Exercise brief
Copy the material word for word, starting at its first line and stopping after the line that contains "step-text: Click the".

Extracted data
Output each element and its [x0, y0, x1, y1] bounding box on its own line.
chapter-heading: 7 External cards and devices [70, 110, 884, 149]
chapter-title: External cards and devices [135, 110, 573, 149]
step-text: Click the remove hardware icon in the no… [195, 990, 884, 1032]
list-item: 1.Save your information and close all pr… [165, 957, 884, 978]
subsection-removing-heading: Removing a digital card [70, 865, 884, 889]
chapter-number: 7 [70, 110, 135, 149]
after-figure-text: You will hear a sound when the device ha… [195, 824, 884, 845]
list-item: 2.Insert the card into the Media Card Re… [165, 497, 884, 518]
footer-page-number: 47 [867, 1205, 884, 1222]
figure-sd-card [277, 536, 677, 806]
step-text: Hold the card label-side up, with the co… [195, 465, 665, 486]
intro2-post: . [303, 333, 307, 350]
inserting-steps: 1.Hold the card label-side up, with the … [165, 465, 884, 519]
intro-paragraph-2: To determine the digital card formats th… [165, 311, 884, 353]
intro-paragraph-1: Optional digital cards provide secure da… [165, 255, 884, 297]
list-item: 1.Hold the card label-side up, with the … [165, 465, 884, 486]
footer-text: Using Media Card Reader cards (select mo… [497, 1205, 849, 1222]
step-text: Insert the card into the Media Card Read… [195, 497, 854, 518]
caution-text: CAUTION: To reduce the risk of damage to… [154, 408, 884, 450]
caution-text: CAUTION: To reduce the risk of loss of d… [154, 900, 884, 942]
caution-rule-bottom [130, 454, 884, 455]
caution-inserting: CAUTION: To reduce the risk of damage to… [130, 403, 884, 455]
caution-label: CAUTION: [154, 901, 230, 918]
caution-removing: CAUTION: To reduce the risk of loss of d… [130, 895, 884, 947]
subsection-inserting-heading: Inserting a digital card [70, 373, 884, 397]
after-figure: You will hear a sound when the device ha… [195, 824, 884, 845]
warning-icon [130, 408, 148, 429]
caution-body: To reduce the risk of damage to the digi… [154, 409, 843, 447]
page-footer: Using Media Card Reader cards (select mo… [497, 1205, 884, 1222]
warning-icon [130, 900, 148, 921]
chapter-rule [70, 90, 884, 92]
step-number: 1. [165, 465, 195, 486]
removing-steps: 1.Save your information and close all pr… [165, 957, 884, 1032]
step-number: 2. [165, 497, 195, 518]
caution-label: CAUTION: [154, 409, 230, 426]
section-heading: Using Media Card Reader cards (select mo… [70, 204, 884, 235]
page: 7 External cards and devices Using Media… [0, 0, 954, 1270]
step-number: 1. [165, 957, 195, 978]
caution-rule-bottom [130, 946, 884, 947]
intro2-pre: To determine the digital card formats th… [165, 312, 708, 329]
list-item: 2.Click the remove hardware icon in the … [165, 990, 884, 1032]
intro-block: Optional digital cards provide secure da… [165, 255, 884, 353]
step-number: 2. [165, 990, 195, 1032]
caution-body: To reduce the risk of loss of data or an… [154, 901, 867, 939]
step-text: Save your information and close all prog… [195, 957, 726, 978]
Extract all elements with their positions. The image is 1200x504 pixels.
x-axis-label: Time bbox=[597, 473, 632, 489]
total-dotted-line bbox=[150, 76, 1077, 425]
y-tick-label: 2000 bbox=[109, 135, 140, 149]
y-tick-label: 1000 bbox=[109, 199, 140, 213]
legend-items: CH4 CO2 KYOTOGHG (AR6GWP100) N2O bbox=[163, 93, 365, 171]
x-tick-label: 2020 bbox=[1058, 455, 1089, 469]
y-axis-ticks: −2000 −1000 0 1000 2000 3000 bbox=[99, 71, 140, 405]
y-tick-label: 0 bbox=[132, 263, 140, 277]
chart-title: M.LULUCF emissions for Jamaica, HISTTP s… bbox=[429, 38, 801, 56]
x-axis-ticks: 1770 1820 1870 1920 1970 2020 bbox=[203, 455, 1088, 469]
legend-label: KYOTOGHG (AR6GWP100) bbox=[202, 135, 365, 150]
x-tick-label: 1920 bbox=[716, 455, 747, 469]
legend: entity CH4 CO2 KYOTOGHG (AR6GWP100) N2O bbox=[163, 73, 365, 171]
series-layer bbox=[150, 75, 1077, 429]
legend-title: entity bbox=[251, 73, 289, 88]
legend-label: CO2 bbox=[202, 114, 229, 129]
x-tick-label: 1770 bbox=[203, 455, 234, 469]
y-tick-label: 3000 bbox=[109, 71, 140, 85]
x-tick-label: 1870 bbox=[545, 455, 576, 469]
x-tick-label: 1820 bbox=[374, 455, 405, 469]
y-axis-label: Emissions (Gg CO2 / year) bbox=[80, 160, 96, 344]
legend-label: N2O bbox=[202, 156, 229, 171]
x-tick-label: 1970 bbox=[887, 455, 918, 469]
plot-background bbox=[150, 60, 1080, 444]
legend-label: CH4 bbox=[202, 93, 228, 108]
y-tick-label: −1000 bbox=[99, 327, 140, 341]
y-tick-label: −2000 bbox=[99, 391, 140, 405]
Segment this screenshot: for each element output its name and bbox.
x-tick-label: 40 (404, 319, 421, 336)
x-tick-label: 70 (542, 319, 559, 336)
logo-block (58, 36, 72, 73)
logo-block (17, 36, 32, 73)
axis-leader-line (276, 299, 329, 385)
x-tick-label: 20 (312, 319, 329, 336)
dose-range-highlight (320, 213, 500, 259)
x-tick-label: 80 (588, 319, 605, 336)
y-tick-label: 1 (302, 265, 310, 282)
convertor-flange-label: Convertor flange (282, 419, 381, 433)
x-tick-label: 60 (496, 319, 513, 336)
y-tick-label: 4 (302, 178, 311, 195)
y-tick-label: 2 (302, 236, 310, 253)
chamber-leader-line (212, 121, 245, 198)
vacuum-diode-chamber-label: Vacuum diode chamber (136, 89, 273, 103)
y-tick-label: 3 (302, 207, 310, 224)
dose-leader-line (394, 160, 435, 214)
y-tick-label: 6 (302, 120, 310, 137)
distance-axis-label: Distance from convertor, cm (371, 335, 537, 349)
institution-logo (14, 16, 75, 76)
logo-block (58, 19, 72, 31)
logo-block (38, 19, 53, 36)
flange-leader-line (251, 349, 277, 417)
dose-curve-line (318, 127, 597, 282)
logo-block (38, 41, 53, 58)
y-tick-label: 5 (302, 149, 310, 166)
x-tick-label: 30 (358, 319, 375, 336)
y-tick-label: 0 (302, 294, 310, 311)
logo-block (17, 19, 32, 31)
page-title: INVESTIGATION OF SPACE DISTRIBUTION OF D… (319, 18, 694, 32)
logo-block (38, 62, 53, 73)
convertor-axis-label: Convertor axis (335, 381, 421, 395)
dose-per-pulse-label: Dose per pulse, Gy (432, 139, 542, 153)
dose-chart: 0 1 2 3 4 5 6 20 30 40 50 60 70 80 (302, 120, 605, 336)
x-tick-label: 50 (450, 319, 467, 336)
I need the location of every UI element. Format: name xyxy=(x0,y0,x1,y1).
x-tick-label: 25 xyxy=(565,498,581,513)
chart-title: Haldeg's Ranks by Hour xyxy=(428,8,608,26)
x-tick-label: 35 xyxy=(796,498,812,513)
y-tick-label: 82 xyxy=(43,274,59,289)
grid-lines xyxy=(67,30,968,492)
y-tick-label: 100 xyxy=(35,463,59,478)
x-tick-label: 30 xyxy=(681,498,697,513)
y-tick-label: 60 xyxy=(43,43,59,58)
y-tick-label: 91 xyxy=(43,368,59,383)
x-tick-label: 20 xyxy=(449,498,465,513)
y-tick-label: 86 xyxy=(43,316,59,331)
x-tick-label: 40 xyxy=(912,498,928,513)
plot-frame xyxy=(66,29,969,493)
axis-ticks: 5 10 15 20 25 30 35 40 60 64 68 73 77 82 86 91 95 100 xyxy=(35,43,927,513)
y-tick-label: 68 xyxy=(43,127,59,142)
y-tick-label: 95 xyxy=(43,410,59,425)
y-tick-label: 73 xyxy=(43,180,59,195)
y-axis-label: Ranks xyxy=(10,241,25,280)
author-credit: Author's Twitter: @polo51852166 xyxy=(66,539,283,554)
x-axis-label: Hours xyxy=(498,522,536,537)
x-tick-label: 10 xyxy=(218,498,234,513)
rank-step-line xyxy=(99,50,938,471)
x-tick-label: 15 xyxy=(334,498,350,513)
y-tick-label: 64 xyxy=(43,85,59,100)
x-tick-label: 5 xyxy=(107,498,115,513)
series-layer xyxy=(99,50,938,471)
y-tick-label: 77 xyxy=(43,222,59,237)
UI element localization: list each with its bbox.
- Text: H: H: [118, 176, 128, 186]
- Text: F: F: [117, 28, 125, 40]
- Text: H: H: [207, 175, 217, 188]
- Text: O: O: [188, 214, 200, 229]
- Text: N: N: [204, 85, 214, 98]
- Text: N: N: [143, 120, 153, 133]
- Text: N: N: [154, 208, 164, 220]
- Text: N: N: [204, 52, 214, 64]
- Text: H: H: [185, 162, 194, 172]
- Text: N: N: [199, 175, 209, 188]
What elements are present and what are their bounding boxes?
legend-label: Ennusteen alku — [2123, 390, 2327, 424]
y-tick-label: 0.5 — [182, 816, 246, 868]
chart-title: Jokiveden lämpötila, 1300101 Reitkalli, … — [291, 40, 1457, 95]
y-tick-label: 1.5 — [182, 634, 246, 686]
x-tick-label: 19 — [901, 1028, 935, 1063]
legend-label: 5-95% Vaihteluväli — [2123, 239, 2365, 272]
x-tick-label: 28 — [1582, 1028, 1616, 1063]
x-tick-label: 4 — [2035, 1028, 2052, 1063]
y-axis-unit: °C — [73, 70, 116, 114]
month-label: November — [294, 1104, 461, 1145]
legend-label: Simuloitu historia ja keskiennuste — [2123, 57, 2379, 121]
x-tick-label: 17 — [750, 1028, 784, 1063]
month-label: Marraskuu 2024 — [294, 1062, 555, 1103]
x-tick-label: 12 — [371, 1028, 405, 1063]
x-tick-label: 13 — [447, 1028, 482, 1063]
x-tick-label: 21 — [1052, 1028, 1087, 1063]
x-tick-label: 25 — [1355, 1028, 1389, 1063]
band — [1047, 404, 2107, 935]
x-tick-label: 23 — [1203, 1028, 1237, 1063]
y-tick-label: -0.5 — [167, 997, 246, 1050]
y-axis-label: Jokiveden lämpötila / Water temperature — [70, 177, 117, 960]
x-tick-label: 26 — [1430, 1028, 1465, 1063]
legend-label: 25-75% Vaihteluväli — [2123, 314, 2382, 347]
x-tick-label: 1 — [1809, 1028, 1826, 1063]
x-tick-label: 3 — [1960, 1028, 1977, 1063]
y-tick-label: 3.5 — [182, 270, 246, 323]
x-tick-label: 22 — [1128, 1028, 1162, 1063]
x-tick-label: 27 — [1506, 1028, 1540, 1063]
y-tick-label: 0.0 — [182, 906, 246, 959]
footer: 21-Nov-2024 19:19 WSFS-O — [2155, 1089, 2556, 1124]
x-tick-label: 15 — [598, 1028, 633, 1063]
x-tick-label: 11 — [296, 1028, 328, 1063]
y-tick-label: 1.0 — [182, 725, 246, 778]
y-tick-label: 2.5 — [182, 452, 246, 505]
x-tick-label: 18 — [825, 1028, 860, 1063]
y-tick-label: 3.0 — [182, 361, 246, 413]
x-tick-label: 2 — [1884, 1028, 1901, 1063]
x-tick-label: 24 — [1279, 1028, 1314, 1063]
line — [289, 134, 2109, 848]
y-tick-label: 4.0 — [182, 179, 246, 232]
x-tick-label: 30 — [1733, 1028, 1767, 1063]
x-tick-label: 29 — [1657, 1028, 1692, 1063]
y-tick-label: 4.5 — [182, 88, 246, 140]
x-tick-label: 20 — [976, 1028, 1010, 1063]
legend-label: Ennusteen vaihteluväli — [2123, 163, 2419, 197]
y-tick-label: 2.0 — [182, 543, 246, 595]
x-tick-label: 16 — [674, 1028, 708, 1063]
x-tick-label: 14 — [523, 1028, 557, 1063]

Solution
Output each element and its [x0, y0, x1, y1] bounding box on its own line.
chapter-heading: 7 External cards and devices [70, 110, 884, 149]
chapter-title: External cards and devices [135, 110, 573, 149]
step-text: Click the remove hardware icon in the no… [195, 990, 884, 1032]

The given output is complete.